#### [TASK STATEMENT]
All of the entries must be reproduced exactly, with no images carried over.

- - - - -

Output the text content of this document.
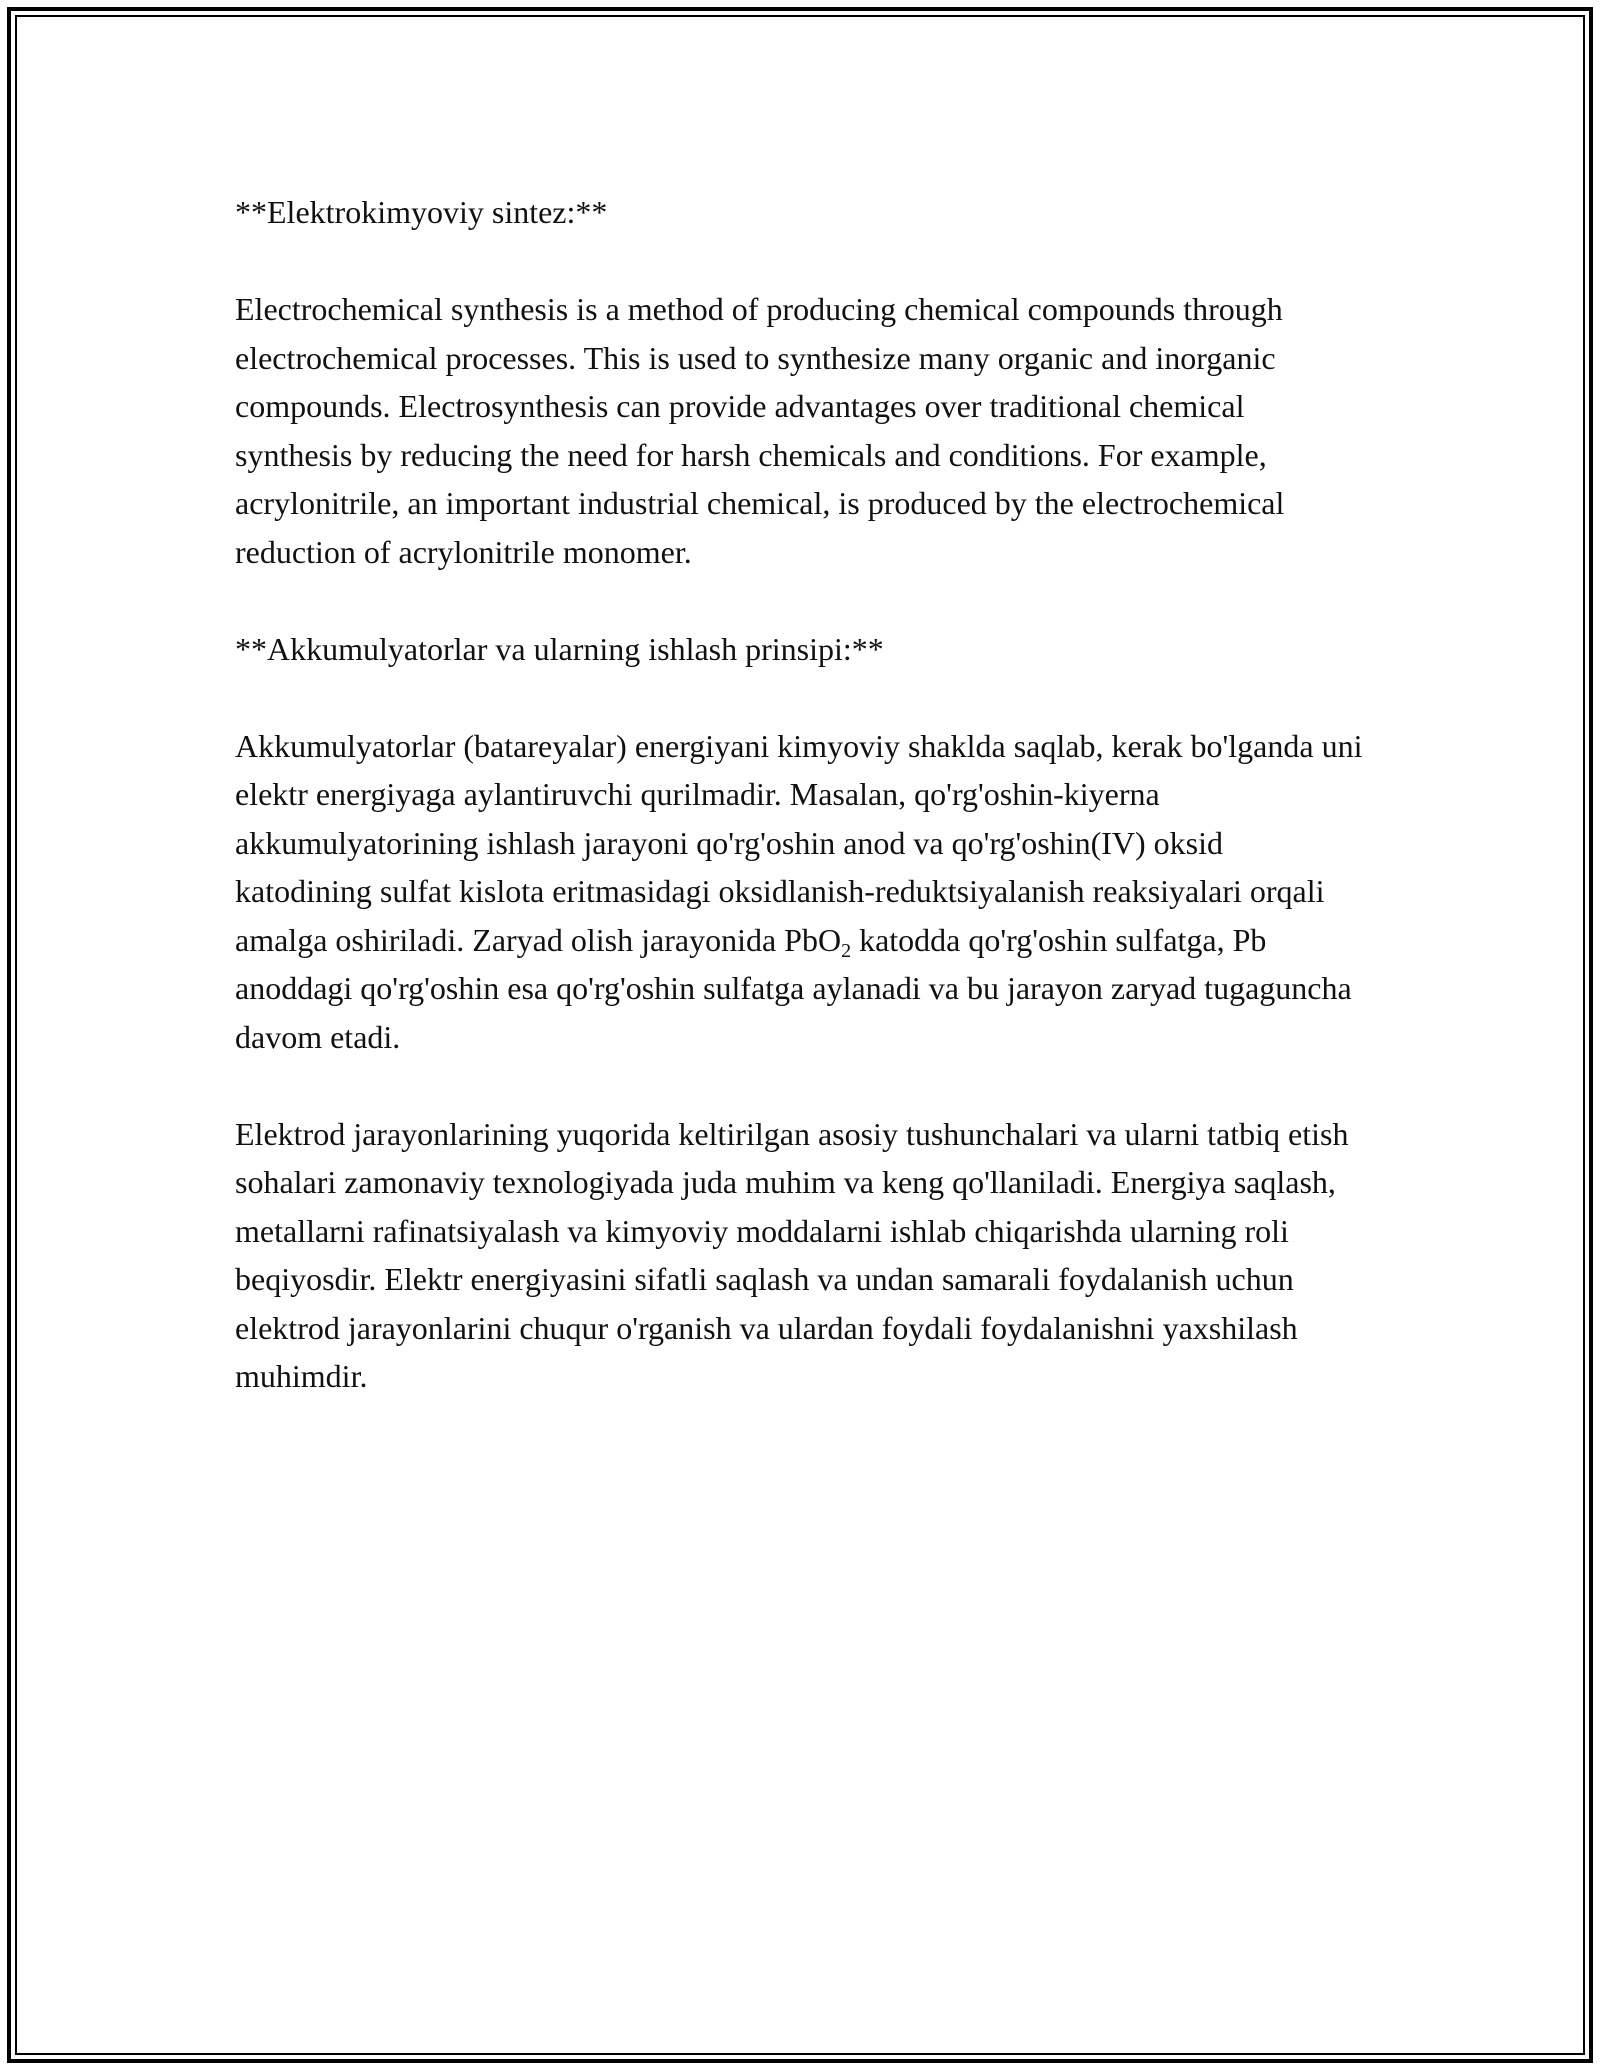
**Elektrokimyoviy sintez:**

Electrochemical synthesis is a method of producing chemical compounds through electrochemical processes. This is used to synthesize many organic and inorganic compounds. Electrosynthesis can provide advantages over traditional chemical synthesis by reducing the need for harsh chemicals and conditions. For example, acrylonitrile, an important industrial chemical, is produced by the electrochemical reduction of acrylonitrile monomer.

**Akkumulyatorlar va ularning ishlash prinsipi:**

Akkumulyatorlar (batareyalar) energiyani kimyoviy shaklda saqlab, kerak bo'lganda uni elektr energiyaga aylantiruvchi qurilmadir. Masalan, qo'rg'oshin-kiyerna akkumulyatorining ishlash jarayoni qo'rg'oshin anod va qo'rg'oshin(IV) oksid katodining sulfat kislota eritmasidagi oksidlanish-reduktsiyalanish reaksiyalari orqali amalga oshiriladi. Zaryad olish jarayonida PbO$_2$ katodda qo'rg'oshin sulfatga, Pb anoddagi qo'rg'oshin esa qo'rg'oshin sulfatga aylanadi va bu jarayon zaryad tugaguncha davom etadi.

Elektrod jarayonlarining yuqorida keltirilgan asosiy tushunchalari va ularni tatbiq etish sohalari zamonaviy texnologiyada juda muhim va keng qo'llaniladi. Energiya saqlash, metallarni rafinatsiyalash va kimyoviy moddalarni ishlab chiqarishda ularning roli beqiyosdir. Elektr energiyasini sifatli saqlash va undan samarali foydalanish uchun elektrod jarayonlarini chuqur o'rganish va ulardan foydali foydalanishni yaxshilash muhimdir.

- - - - -

#### [ANSWER FOR THIS EXERCISE]
Output the text content of this document.
**Elektrokimyoviy sintez:**

Electrochemical synthesis is a method of producing chemical compounds through electrochemical processes. This is used to synthesize many organic and inorganic compounds. Electrosynthesis can provide advantages over traditional chemical synthesis by reducing the need for harsh chemicals and conditions. For example, acrylonitrile, an important industrial chemical, is produced by the electrochemical reduction of acrylonitrile monomer.

**Akkumulyatorlar va ularning ishlash prinsipi:**

Akkumulyatorlar (batareyalar) energiyani kimyoviy shaklda saqlab, kerak bo'lganda uni elektr energiyaga aylantiruvchi qurilmadir. Masalan, qo'rg'oshin-kiyerna akkumulyatorining ishlash jarayoni qo'rg'oshin anod va qo'rg'oshin(IV) oksid katodining sulfat kislota eritmasidagi oksidlanish-reduktsiyalanish reaksiyalari orqali amalga oshiriladi. Zaryad olish jarayonida PbO$_2$ katodda qo'rg'oshin sulfatga, Pb anoddagi qo'rg'oshin esa qo'rg'oshin sulfatga aylanadi va bu jarayon zaryad tugaguncha davom etadi.

Elektrod jarayonlarining yuqorida keltirilgan asosiy tushunchalari va ularni tatbiq etish sohalari zamonaviy texnologiyada juda muhim va keng qo'llaniladi. Energiya saqlash, metallarni rafinatsiyalash va kimyoviy moddalarni ishlab chiqarishda ularning roli beqiyosdir. Elektr energiyasini sifatli saqlash va undan samarali foydalanish uchun elektrod jarayonlarini chuqur o'rganish va ulardan foydali foydalanishni yaxshilash muhimdir.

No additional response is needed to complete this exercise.